Exercise instructions
Word for word, quote all of the material, omitting the pictures.

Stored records
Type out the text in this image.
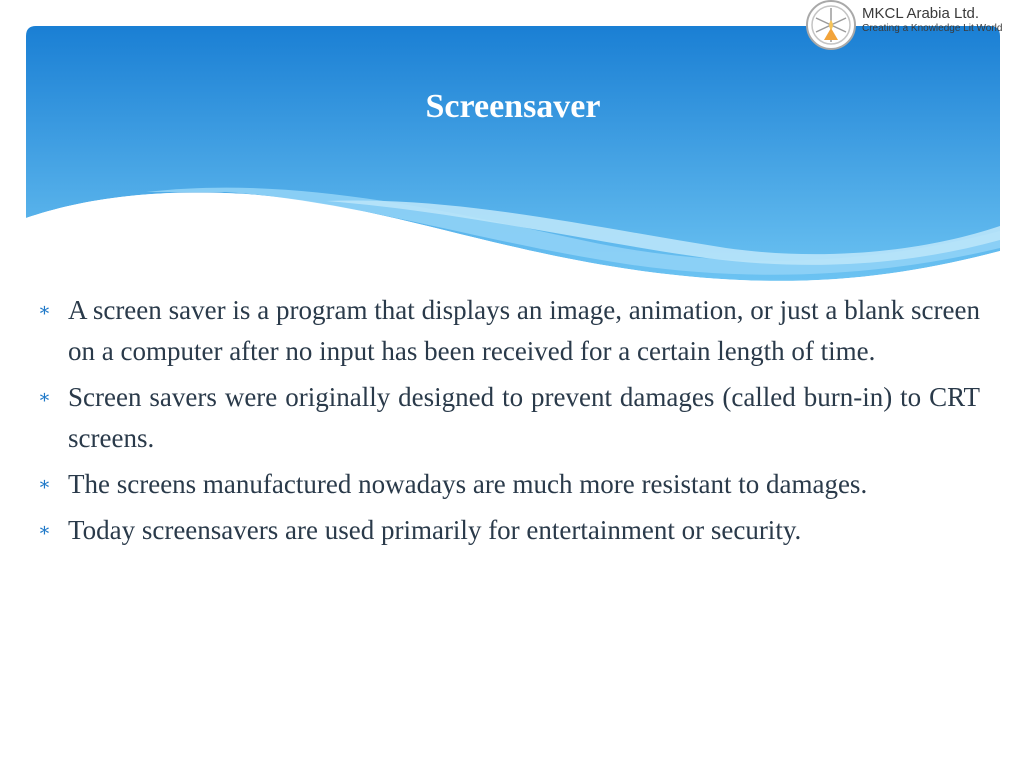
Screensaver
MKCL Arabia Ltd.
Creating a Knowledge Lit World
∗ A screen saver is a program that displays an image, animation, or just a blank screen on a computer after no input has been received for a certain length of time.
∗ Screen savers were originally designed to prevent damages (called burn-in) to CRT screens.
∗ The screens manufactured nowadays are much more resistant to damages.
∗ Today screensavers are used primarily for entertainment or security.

Response below
Type out the text in this image.
Screensaver
MKCL Arabia Ltd.
Creating a Knowledge Lit World
∗ A screen saver is a program that displays an image, animation, or just a blank screen on a computer after no input has been received for a certain length of time.
∗ Screen savers were originally designed to prevent damages (called burn-in) to CRT screens.
∗ The screens manufactured nowadays are much more resistant to damages.
∗ Today screensavers are used primarily for entertainment or security.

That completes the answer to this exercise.